**Task requirements:** Of the lines below, how many hold the string "charge"? Give only the number.

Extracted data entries
──────────────────────────────

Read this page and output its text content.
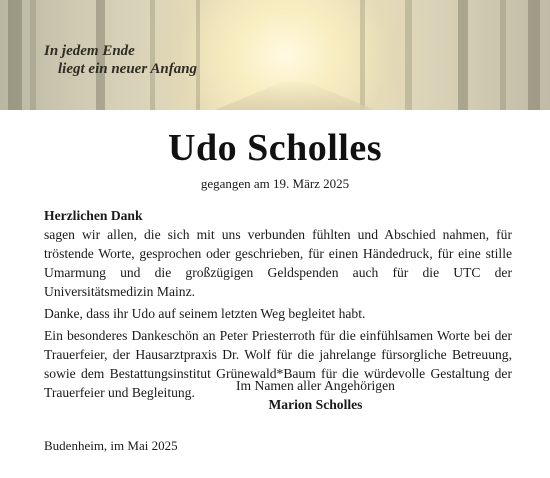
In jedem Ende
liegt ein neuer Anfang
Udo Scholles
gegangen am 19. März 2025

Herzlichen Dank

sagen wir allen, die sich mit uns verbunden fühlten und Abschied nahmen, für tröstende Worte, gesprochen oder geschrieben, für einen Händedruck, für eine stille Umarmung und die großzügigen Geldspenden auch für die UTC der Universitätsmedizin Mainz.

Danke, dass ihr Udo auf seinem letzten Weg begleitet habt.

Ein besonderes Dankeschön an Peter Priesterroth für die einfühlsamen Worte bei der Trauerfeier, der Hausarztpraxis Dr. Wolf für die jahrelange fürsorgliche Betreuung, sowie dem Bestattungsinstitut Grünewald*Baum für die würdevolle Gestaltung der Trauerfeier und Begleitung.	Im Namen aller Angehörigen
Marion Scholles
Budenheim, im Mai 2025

──────────────────────────────

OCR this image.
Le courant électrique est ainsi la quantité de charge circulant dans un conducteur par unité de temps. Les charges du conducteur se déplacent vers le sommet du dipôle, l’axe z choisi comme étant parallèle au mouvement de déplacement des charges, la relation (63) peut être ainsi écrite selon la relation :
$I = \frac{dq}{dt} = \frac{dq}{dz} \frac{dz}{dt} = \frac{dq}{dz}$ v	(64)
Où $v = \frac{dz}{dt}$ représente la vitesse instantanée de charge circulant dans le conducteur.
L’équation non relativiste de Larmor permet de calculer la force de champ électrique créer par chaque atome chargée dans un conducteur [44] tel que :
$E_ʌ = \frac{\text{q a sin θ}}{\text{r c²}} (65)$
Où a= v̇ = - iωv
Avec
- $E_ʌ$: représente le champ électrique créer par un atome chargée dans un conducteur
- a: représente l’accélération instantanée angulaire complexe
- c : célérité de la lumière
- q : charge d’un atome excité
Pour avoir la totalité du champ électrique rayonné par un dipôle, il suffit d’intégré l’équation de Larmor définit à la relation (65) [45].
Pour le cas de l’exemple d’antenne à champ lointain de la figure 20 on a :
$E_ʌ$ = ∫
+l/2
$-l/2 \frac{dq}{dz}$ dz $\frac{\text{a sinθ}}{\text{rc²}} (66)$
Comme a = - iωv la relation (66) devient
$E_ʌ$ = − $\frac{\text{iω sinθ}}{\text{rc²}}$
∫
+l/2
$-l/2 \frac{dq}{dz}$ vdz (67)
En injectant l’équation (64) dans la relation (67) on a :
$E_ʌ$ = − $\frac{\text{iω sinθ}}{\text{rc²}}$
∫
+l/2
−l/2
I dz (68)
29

──────────────────────────────

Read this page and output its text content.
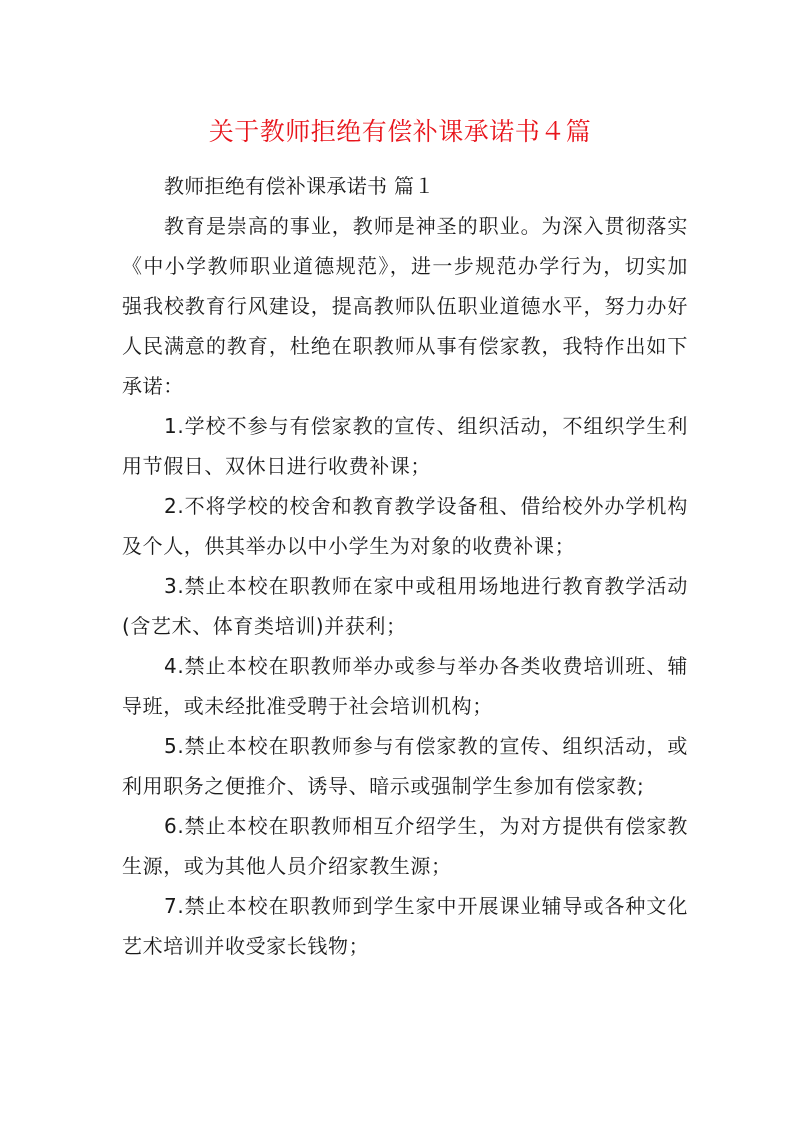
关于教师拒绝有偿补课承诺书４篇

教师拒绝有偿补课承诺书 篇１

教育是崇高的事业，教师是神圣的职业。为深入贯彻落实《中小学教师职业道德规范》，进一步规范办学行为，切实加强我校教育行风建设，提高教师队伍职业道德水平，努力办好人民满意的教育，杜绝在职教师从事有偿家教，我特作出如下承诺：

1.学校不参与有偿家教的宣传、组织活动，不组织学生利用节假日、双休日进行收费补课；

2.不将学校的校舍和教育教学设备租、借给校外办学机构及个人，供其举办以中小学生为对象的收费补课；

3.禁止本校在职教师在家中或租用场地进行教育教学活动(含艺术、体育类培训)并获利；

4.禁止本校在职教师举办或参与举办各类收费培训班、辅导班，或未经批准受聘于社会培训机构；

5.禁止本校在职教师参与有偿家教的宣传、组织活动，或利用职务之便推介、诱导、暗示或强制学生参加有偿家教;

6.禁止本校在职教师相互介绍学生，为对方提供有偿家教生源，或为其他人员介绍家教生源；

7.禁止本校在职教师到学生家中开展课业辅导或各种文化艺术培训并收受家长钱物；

──────────────────────────────

**Task answer:** 3